----- Data provided -----

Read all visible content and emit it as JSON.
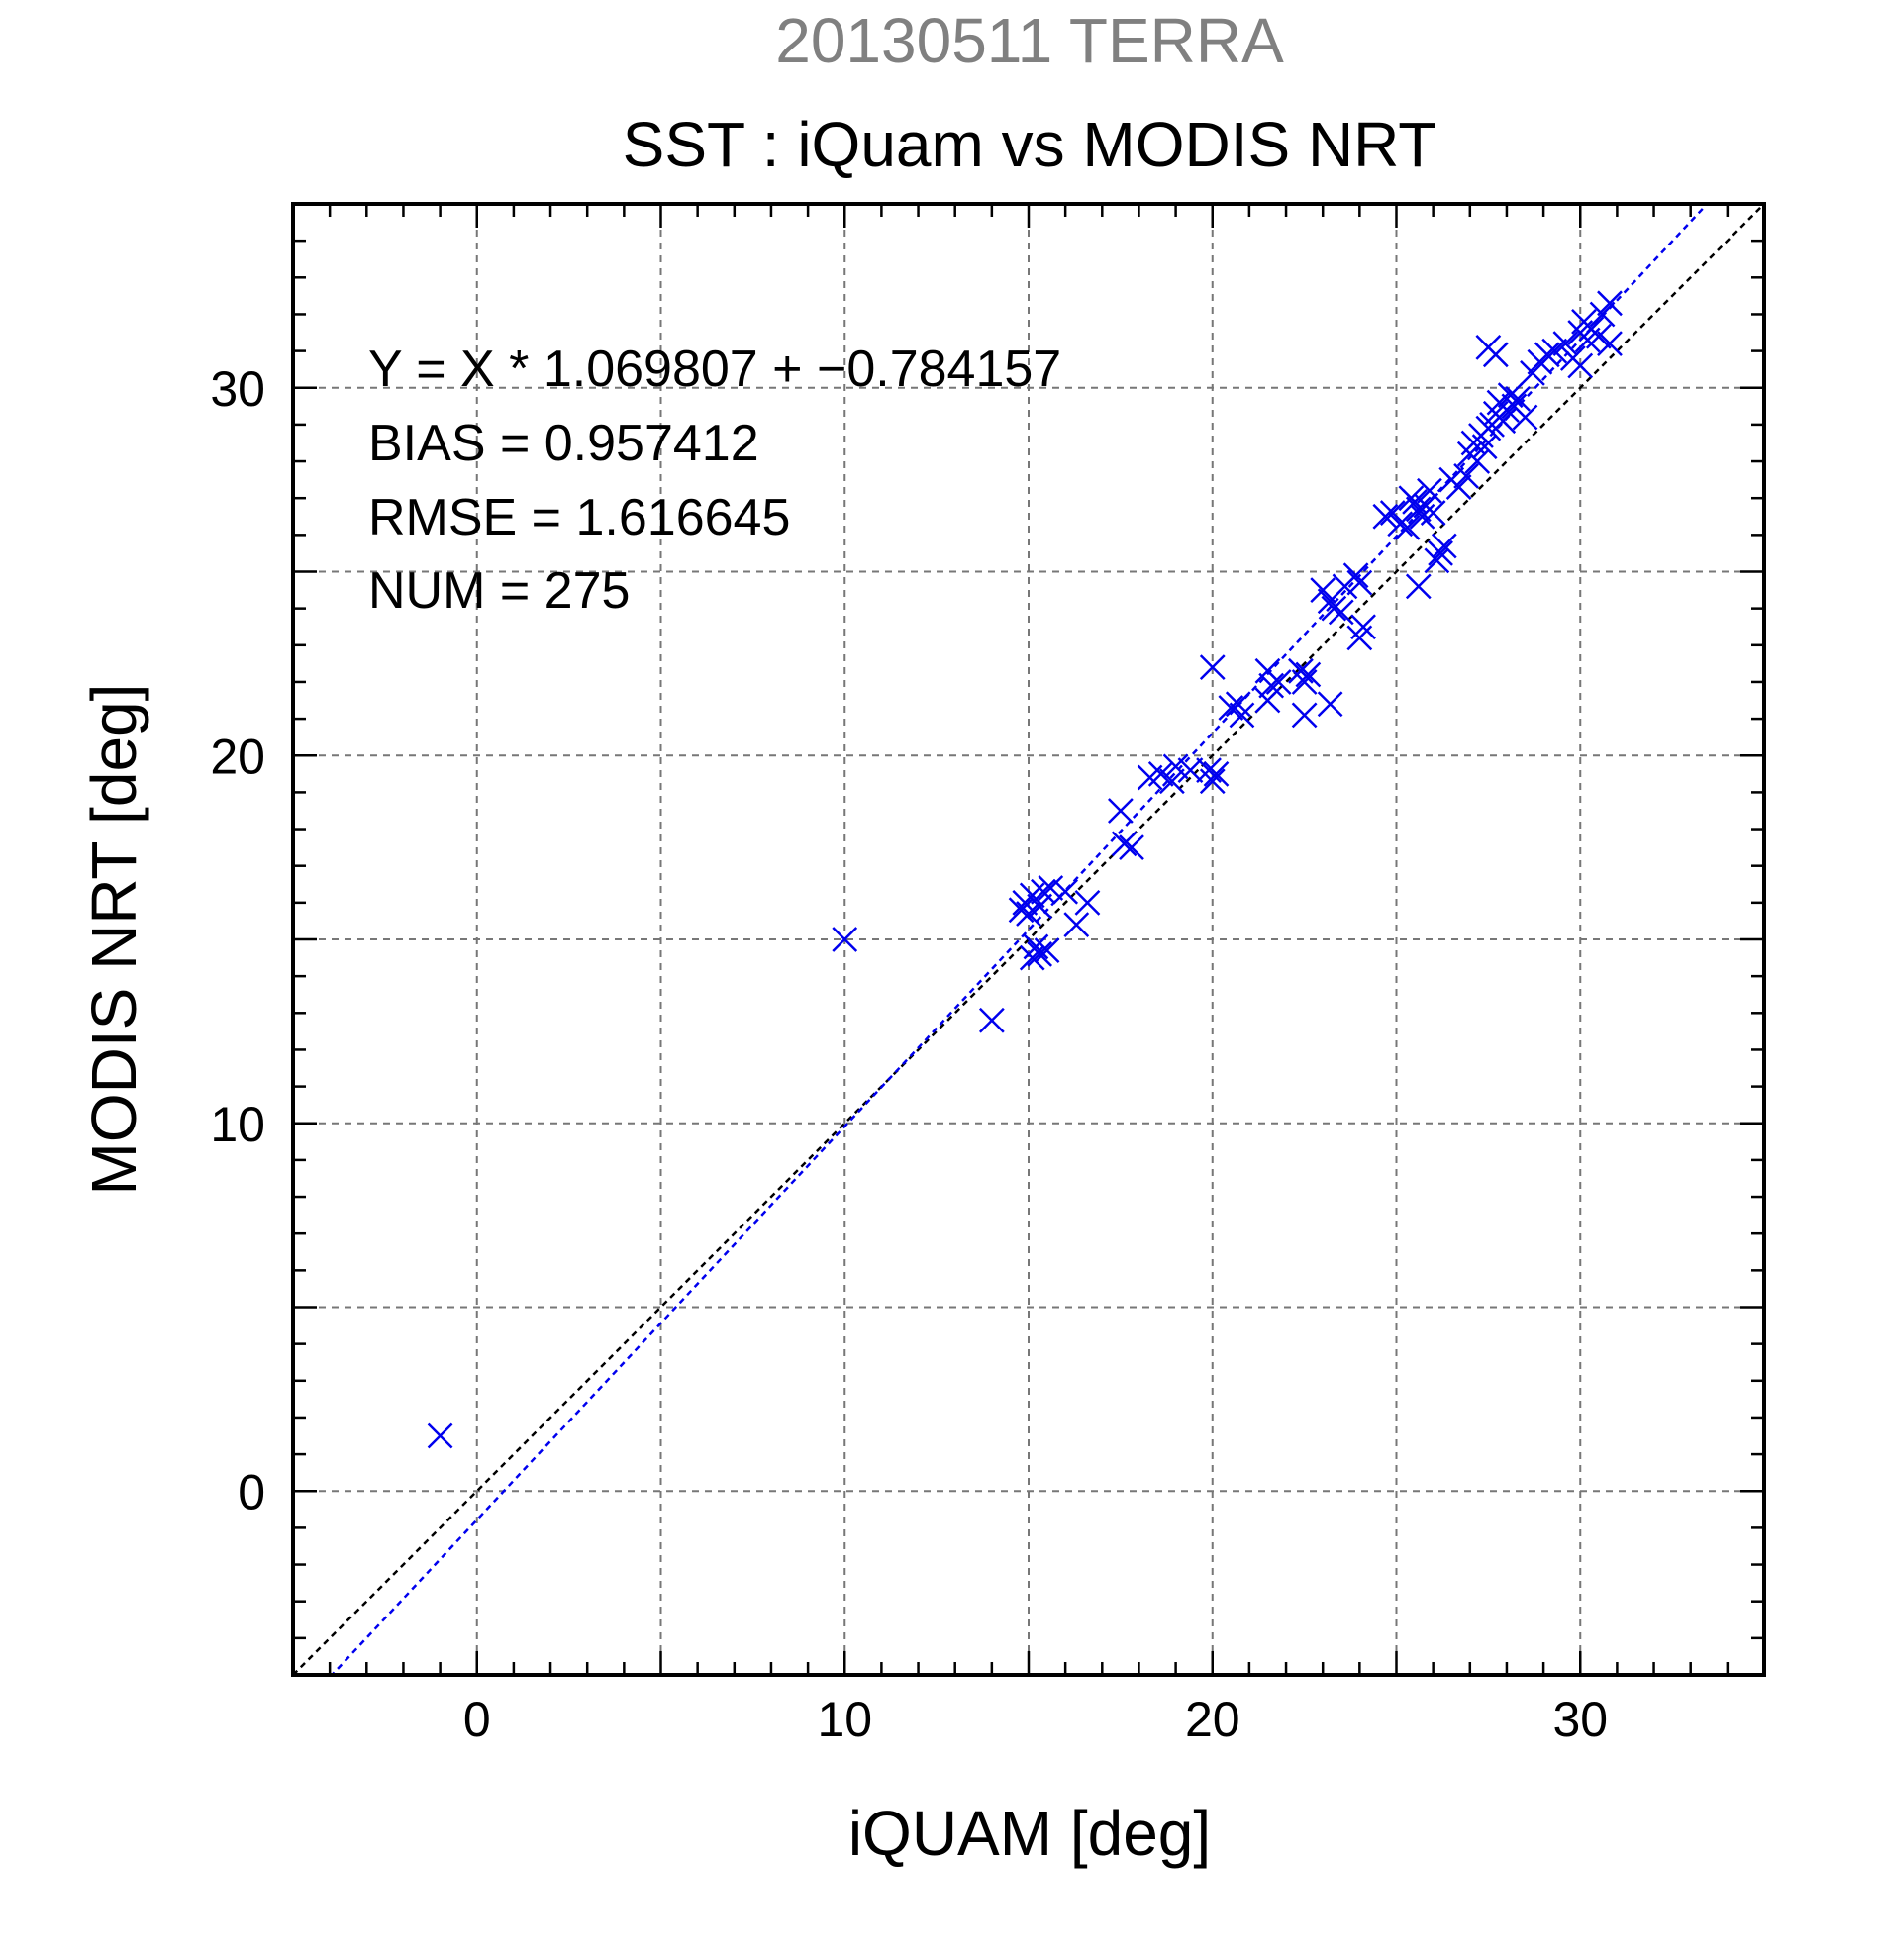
{
  "chart_data": {
    "type": "scatter",
    "title": "SST : iQuam vs MODIS NRT",
    "subtitle": "20130511 TERRA",
    "xlabel": "iQUAM [deg]",
    "ylabel": "MODIS NRT [deg]",
    "xlim": [
      -5,
      35
    ],
    "ylim": [
      -5,
      35
    ],
    "xticks": [
      0,
      10,
      20,
      30
    ],
    "yticks": [
      0,
      10,
      20,
      30
    ],
    "grid_step": 5,
    "minor_step": 1,
    "grid": true,
    "annotations": [
      "Y = X * 1.069807 + −0.784157",
      "BIAS = 0.957412",
      "RMSE = 1.616645",
      "NUM = 275"
    ],
    "fit": {
      "slope": 1.069807,
      "intercept": -0.784157,
      "color": "#0000ee"
    },
    "identity_line_color": "#000000",
    "marker_color": "#0000ee",
    "points": [
      [
        -1,
        1.5
      ],
      [
        10,
        15
      ],
      [
        14,
        12.8
      ],
      [
        14.8,
        15.8
      ],
      [
        14.9,
        16.0
      ],
      [
        15.0,
        15.7
      ],
      [
        15.1,
        16.2
      ],
      [
        15.3,
        15.9
      ],
      [
        15.4,
        16.3
      ],
      [
        15.6,
        16.4
      ],
      [
        16.0,
        16.3
      ],
      [
        15.1,
        14.5
      ],
      [
        15.2,
        14.8
      ],
      [
        15.3,
        14.6
      ],
      [
        15.5,
        14.7
      ],
      [
        16.3,
        15.4
      ],
      [
        16.6,
        16.0
      ],
      [
        17.5,
        18.5
      ],
      [
        17.6,
        17.6
      ],
      [
        17.8,
        17.5
      ],
      [
        18.3,
        19.4
      ],
      [
        18.6,
        19.5
      ],
      [
        18.9,
        19.3
      ],
      [
        19.0,
        19.7
      ],
      [
        19.4,
        19.6
      ],
      [
        19.9,
        19.6
      ],
      [
        20.0,
        19.3
      ],
      [
        20.1,
        19.5
      ],
      [
        20.0,
        22.4
      ],
      [
        20.5,
        21.3
      ],
      [
        20.7,
        21.4
      ],
      [
        20.8,
        21.1
      ],
      [
        21.5,
        21.5
      ],
      [
        21.6,
        21.9
      ],
      [
        21.8,
        22.0
      ],
      [
        21.5,
        22.3
      ],
      [
        22.4,
        22.3
      ],
      [
        22.5,
        22.0
      ],
      [
        22.6,
        22.2
      ],
      [
        22.5,
        21.1
      ],
      [
        23.2,
        21.4
      ],
      [
        23.0,
        24.5
      ],
      [
        23.2,
        24.2
      ],
      [
        23.3,
        24.0
      ],
      [
        23.5,
        23.9
      ],
      [
        23.6,
        24.6
      ],
      [
        23.9,
        24.9
      ],
      [
        24.0,
        24.7
      ],
      [
        24.1,
        23.5
      ],
      [
        24.0,
        23.2
      ],
      [
        24.7,
        26.5
      ],
      [
        24.9,
        26.6
      ],
      [
        25.1,
        26.3
      ],
      [
        25.3,
        26.2
      ],
      [
        25.4,
        27.0
      ],
      [
        25.5,
        26.9
      ],
      [
        25.6,
        26.7
      ],
      [
        25.7,
        26.5
      ],
      [
        25.8,
        26.8
      ],
      [
        25.9,
        27.2
      ],
      [
        26.0,
        26.6
      ],
      [
        26.1,
        25.3
      ],
      [
        26.2,
        25.5
      ],
      [
        26.3,
        25.7
      ],
      [
        25.6,
        24.6
      ],
      [
        26.5,
        27.5
      ],
      [
        26.7,
        27.3
      ],
      [
        26.9,
        27.6
      ],
      [
        27.0,
        28.2
      ],
      [
        27.1,
        28.5
      ],
      [
        27.2,
        28.0
      ],
      [
        27.3,
        28.7
      ],
      [
        27.4,
        28.4
      ],
      [
        27.5,
        28.9
      ],
      [
        27.6,
        29.0
      ],
      [
        27.7,
        29.3
      ],
      [
        27.8,
        29.6
      ],
      [
        27.9,
        29.1
      ],
      [
        28.0,
        29.4
      ],
      [
        28.1,
        29.8
      ],
      [
        28.2,
        29.5
      ],
      [
        28.3,
        29.7
      ],
      [
        28.5,
        29.2
      ],
      [
        27.5,
        31.1
      ],
      [
        27.7,
        30.9
      ],
      [
        28.7,
        30.4
      ],
      [
        28.9,
        30.7
      ],
      [
        29.1,
        30.9
      ],
      [
        29.3,
        31.0
      ],
      [
        29.6,
        31.2
      ],
      [
        29.8,
        30.8
      ],
      [
        30.0,
        31.5
      ],
      [
        30.1,
        31.8
      ],
      [
        30.2,
        31.3
      ],
      [
        30.3,
        31.6
      ],
      [
        30.0,
        30.6
      ],
      [
        30.5,
        31.4
      ],
      [
        30.6,
        32.0
      ],
      [
        30.8,
        32.3
      ],
      [
        30.8,
        31.2
      ]
    ]
  }
}
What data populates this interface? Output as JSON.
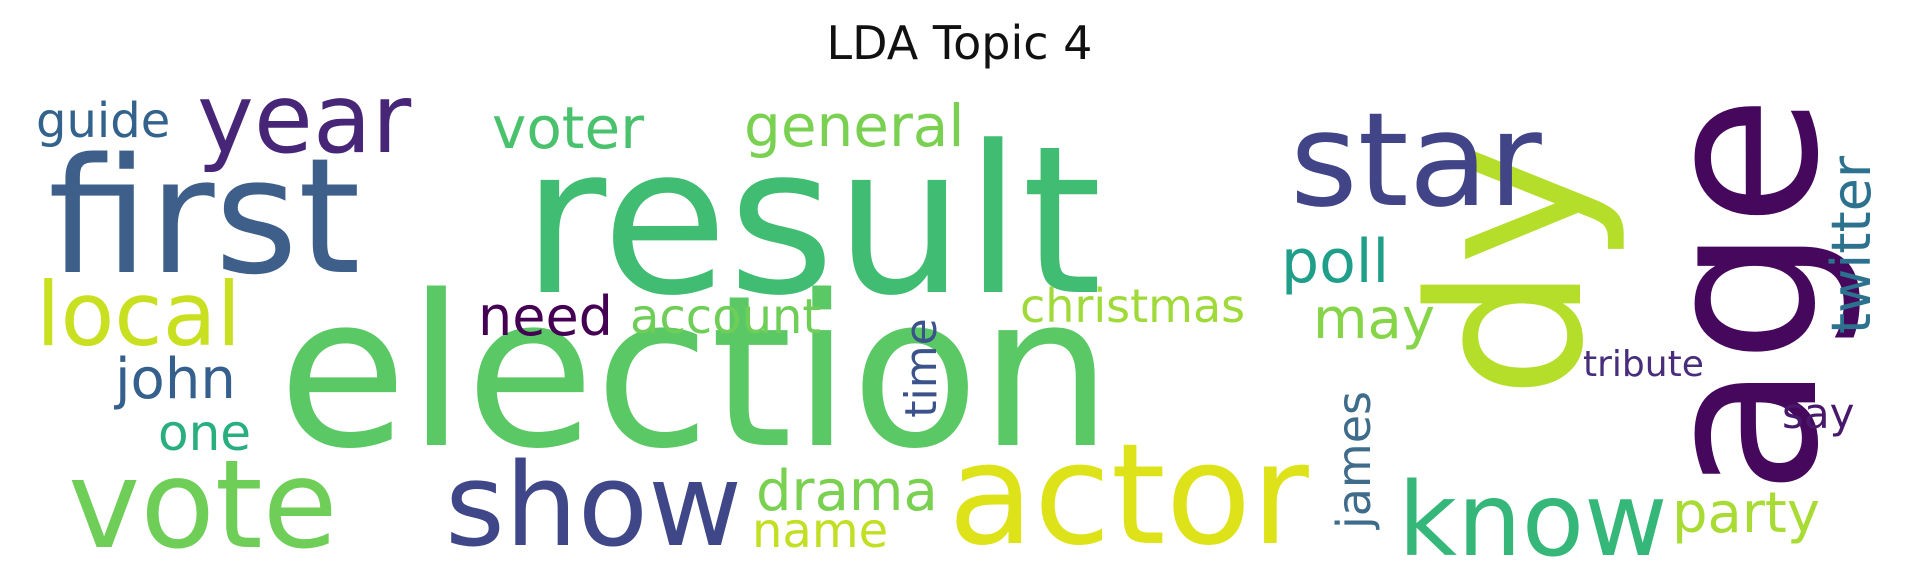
{
  "title": "LDA Topic 4",
  "words": [
    {
      "text": "result",
      "color": "#40bd72"
    },
    {
      "text": "election",
      "color": "#5ac864"
    },
    {
      "text": "first",
      "color": "#3d5f8a"
    },
    {
      "text": "dy",
      "color": "#b5de2b"
    },
    {
      "text": "age",
      "color": "#46085c"
    },
    {
      "text": "star",
      "color": "#414487"
    },
    {
      "text": "actor",
      "color": "#dde318"
    },
    {
      "text": "show",
      "color": "#3f4788"
    },
    {
      "text": "vote",
      "color": "#6ece58"
    },
    {
      "text": "know",
      "color": "#35b779"
    },
    {
      "text": "year",
      "color": "#482677"
    },
    {
      "text": "local",
      "color": "#c8e020"
    },
    {
      "text": "voter",
      "color": "#4ac16d"
    },
    {
      "text": "general",
      "color": "#7ad151"
    },
    {
      "text": "poll",
      "color": "#1f9e89"
    },
    {
      "text": "twitter",
      "color": "#2c728e"
    },
    {
      "text": "guide",
      "color": "#33638d"
    },
    {
      "text": "need",
      "color": "#440154"
    },
    {
      "text": "account",
      "color": "#6ece58"
    },
    {
      "text": "christmas",
      "color": "#a0da39"
    },
    {
      "text": "may",
      "color": "#86d549"
    },
    {
      "text": "john",
      "color": "#355f8d"
    },
    {
      "text": "one",
      "color": "#29af7f"
    },
    {
      "text": "time",
      "color": "#3b528b"
    },
    {
      "text": "tribute",
      "color": "#472d7b"
    },
    {
      "text": "say",
      "color": "#48186a"
    },
    {
      "text": "james",
      "color": "#3e6c8a"
    },
    {
      "text": "drama",
      "color": "#7ad151"
    },
    {
      "text": "name",
      "color": "#c2df23"
    },
    {
      "text": "party",
      "color": "#a8db34"
    }
  ]
}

-----

What is needed:
Copy every line of the listing that includes the string "MODIS".

Output below:
    "title": "SST : iQuam vs MODIS NRT",
    "ylabel": "MODIS NRT [deg]",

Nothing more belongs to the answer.